## Source material
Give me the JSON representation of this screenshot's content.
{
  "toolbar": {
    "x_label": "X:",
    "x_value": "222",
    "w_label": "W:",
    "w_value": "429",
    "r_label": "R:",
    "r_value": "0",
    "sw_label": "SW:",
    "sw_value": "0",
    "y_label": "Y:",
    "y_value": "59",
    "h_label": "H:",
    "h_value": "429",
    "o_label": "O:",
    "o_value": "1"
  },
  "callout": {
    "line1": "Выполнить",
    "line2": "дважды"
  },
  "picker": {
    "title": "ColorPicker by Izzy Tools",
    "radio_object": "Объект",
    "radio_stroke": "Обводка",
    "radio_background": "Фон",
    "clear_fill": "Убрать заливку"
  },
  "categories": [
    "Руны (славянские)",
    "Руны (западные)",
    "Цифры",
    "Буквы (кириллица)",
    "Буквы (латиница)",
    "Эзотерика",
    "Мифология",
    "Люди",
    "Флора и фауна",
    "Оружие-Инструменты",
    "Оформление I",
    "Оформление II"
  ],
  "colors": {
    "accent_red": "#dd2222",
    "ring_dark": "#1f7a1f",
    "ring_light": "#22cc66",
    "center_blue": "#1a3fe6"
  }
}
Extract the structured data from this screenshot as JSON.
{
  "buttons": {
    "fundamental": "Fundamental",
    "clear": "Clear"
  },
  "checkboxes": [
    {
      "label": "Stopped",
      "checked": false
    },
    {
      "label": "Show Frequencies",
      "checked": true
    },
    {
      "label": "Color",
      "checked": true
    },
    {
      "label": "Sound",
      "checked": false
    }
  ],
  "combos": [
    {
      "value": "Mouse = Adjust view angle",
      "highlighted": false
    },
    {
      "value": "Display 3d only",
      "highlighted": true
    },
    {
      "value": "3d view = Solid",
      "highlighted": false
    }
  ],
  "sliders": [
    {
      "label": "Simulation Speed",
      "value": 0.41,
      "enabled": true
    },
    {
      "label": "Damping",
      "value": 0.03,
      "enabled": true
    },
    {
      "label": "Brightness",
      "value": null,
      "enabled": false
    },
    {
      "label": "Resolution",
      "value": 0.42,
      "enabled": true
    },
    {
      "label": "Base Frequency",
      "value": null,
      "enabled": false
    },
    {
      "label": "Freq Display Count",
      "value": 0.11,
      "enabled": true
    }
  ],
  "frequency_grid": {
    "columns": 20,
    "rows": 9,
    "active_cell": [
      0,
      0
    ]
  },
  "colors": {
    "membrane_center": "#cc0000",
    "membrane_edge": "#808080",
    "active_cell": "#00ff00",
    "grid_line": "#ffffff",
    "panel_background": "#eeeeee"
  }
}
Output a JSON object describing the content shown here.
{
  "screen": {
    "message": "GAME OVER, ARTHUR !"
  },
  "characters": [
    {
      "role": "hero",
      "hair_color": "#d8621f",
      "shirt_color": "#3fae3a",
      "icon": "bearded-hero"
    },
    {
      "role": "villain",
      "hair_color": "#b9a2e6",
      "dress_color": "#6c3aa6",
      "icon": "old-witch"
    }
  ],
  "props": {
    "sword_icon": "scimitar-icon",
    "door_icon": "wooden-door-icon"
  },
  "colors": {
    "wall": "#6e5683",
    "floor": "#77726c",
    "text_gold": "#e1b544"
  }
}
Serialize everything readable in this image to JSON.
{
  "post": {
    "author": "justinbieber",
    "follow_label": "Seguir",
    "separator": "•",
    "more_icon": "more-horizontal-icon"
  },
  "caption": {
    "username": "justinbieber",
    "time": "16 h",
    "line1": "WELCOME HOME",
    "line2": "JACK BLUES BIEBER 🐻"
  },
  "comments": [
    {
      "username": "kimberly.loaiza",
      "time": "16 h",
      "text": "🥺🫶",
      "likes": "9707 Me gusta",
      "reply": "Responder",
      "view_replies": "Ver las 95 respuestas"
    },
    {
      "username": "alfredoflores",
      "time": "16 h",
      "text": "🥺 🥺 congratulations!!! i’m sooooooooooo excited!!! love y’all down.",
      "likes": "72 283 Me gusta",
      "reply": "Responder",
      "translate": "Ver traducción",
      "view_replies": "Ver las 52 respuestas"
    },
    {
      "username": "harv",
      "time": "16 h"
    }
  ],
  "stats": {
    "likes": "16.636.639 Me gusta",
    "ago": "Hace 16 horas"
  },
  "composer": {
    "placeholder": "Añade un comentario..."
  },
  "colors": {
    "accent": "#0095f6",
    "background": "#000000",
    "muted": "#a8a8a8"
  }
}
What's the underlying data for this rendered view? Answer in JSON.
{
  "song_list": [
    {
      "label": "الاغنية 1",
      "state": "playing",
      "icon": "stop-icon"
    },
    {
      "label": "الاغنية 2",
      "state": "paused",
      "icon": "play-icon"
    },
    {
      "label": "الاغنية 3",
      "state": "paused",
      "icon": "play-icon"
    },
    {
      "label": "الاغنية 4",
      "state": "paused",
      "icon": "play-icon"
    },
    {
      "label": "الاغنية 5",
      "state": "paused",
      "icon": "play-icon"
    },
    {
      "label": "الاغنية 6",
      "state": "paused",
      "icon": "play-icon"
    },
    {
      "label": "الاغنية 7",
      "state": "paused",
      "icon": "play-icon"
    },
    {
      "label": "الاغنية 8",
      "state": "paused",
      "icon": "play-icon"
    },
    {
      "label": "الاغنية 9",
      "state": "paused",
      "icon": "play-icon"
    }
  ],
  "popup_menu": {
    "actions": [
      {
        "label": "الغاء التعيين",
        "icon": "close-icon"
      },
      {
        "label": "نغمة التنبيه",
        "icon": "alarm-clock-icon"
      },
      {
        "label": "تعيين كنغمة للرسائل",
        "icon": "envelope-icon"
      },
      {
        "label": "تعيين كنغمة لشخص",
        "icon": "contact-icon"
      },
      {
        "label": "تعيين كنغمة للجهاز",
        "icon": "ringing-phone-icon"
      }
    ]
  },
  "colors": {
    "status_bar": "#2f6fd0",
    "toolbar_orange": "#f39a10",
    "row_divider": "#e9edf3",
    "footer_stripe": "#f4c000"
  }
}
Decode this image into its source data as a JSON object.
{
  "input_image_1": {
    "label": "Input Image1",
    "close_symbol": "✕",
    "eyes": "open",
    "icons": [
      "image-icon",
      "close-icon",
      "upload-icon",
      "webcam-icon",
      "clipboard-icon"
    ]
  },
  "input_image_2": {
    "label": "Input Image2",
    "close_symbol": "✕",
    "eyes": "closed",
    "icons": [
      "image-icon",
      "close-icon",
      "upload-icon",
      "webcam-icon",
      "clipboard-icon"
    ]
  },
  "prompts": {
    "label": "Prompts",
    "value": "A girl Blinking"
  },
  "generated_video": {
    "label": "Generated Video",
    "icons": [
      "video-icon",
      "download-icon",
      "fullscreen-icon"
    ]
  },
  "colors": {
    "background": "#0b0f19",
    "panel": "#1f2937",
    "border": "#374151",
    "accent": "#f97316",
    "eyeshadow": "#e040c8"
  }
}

## Given exercise
Reproduce every line of the material above exactly.

## Output
Give me the JSON representation of this screenshot's content.
{
  "toolbar": {
    "x_label": "X:",
    "x_value": "222",
    "w_label": "W:",
    "w_value": "429",
    "r_label": "R:",
    "r_value": "0",
    "sw_label": "SW:",
    "sw_value": "0",
    "y_label": "Y:",
    "y_value": "59",
    "h_label": "H:",
    "h_value": "429",
    "o_label": "O:",
    "o_value": "1"
  },
  "callout": {
    "line1": "Выполнить",
    "line2": "дважды"
  },
  "picker": {
    "title": "ColorPicker by Izzy Tools",
    "radio_object": "Объект",
    "radio_stroke": "Обводка",
    "radio_background": "Фон",
    "clear_fill": "Убрать заливку"
  },
  "categories": [
    "Руны (славянские)",
    "Руны (западные)",
    "Цифры",
    "Буквы (кириллица)",
    "Буквы (латиница)",
    "Эзотерика",
    "Мифология",
    "Люди",
    "Флора и фауна",
    "Оружие-Инструменты",
    "Оформление I",
    "Оформление II"
  ],
  "colors": {
    "accent_red": "#dd2222",
    "ring_dark": "#1f7a1f",
    "ring_light": "#22cc66",
    "center_blue": "#1a3fe6"
  }
}
Extract the structured data from this screenshot as JSON.
{
  "buttons": {
    "fundamental": "Fundamental",
    "clear": "Clear"
  },
  "checkboxes": [
    {
      "label": "Stopped",
      "checked": false
    },
    {
      "label": "Show Frequencies",
      "checked": true
    },
    {
      "label": "Color",
      "checked": true
    },
    {
      "label": "Sound",
      "checked": false
    }
  ],
  "combos": [
    {
      "value": "Mouse = Adjust view angle",
      "highlighted": false
    },
    {
      "value": "Display 3d only",
      "highlighted": true
    },
    {
      "value": "3d view = Solid",
      "highlighted": false
    }
  ],
  "sliders": [
    {
      "label": "Simulation Speed",
      "value": 0.41,
      "enabled": true
    },
    {
      "label": "Damping",
      "value": 0.03,
      "enabled": true
    },
    {
      "label": "Brightness",
      "value": null,
      "enabled": false
    },
    {
      "label": "Resolution",
      "value": 0.42,
      "enabled": true
    },
    {
      "label": "Base Frequency",
      "value": null,
      "enabled": false
    },
    {
      "label": "Freq Display Count",
      "value": 0.11,
      "enabled": true
    }
  ],
  "frequency_grid": {
    "columns": 20,
    "rows": 9,
    "active_cell": [
      0,
      0
    ]
  },
  "colors": {
    "membrane_center": "#cc0000",
    "membrane_edge": "#808080",
    "active_cell": "#00ff00",
    "grid_line": "#ffffff",
    "panel_background": "#eeeeee"
  }
}
Output a JSON object describing the content shown here.
{
  "screen": {
    "message": "GAME OVER, ARTHUR !"
  },
  "characters": [
    {
      "role": "hero",
      "hair_color": "#d8621f",
      "shirt_color": "#3fae3a",
      "icon": "bearded-hero"
    },
    {
      "role": "villain",
      "hair_color": "#b9a2e6",
      "dress_color": "#6c3aa6",
      "icon": "old-witch"
    }
  ],
  "props": {
    "sword_icon": "scimitar-icon",
    "door_icon": "wooden-door-icon"
  },
  "colors": {
    "wall": "#6e5683",
    "floor": "#77726c",
    "text_gold": "#e1b544"
  }
}
Serialize everything readable in this image to JSON.
{
  "post": {
    "author": "justinbieber",
    "follow_label": "Seguir",
    "separator": "•",
    "more_icon": "more-horizontal-icon"
  },
  "caption": {
    "username": "justinbieber",
    "time": "16 h",
    "line1": "WELCOME HOME",
    "line2": "JACK BLUES BIEBER 🐻"
  },
  "comments": [
    {
      "username": "kimberly.loaiza",
      "time": "16 h",
      "text": "🥺🫶",
      "likes": "9707 Me gusta",
      "reply": "Responder",
      "view_replies": "Ver las 95 respuestas"
    },
    {
      "username": "alfredoflores",
      "time": "16 h",
      "text": "🥺 🥺 congratulations!!! i’m sooooooooooo excited!!! love y’all down.",
      "likes": "72 283 Me gusta",
      "reply": "Responder",
      "translate": "Ver traducción",
      "view_replies": "Ver las 52 respuestas"
    },
    {
      "username": "harv",
      "time": "16 h"
    }
  ],
  "stats": {
    "likes": "16.636.639 Me gusta",
    "ago": "Hace 16 horas"
  },
  "composer": {
    "placeholder": "Añade un comentario..."
  },
  "colors": {
    "accent": "#0095f6",
    "background": "#000000",
    "muted": "#a8a8a8"
  }
}
What's the underlying data for this rendered view? Answer in JSON.
{
  "song_list": [
    {
      "label": "الاغنية 1",
      "state": "playing",
      "icon": "stop-icon"
    },
    {
      "label": "الاغنية 2",
      "state": "paused",
      "icon": "play-icon"
    },
    {
      "label": "الاغنية 3",
      "state": "paused",
      "icon": "play-icon"
    },
    {
      "label": "الاغنية 4",
      "state": "paused",
      "icon": "play-icon"
    },
    {
      "label": "الاغنية 5",
      "state": "paused",
      "icon": "play-icon"
    },
    {
      "label": "الاغنية 6",
      "state": "paused",
      "icon": "play-icon"
    },
    {
      "label": "الاغنية 7",
      "state": "paused",
      "icon": "play-icon"
    },
    {
      "label": "الاغنية 8",
      "state": "paused",
      "icon": "play-icon"
    },
    {
      "label": "الاغنية 9",
      "state": "paused",
      "icon": "play-icon"
    }
  ],
  "popup_menu": {
    "actions": [
      {
        "label": "الغاء التعيين",
        "icon": "close-icon"
      },
      {
        "label": "نغمة التنبيه",
        "icon": "alarm-clock-icon"
      },
      {
        "label": "تعيين كنغمة للرسائل",
        "icon": "envelope-icon"
      },
      {
        "label": "تعيين كنغمة لشخص",
        "icon": "contact-icon"
      },
      {
        "label": "تعيين كنغمة للجهاز",
        "icon": "ringing-phone-icon"
      }
    ]
  },
  "colors": {
    "status_bar": "#2f6fd0",
    "toolbar_orange": "#f39a10",
    "row_divider": "#e9edf3",
    "footer_stripe": "#f4c000"
  }
}
Decode this image into its source data as a JSON object.
{
  "input_image_1": {
    "label": "Input Image1",
    "close_symbol": "✕",
    "eyes": "open",
    "icons": [
      "image-icon",
      "close-icon",
      "upload-icon",
      "webcam-icon",
      "clipboard-icon"
    ]
  },
  "input_image_2": {
    "label": "Input Image2",
    "close_symbol": "✕",
    "eyes": "closed",
    "icons": [
      "image-icon",
      "close-icon",
      "upload-icon",
      "webcam-icon",
      "clipboard-icon"
    ]
  },
  "prompts": {
    "label": "Prompts",
    "value": "A girl Blinking"
  },
  "generated_video": {
    "label": "Generated Video",
    "icons": [
      "video-icon",
      "download-icon",
      "fullscreen-icon"
    ]
  },
  "colors": {
    "background": "#0b0f19",
    "panel": "#1f2937",
    "border": "#374151",
    "accent": "#f97316",
    "eyeshadow": "#e040c8"
  }
}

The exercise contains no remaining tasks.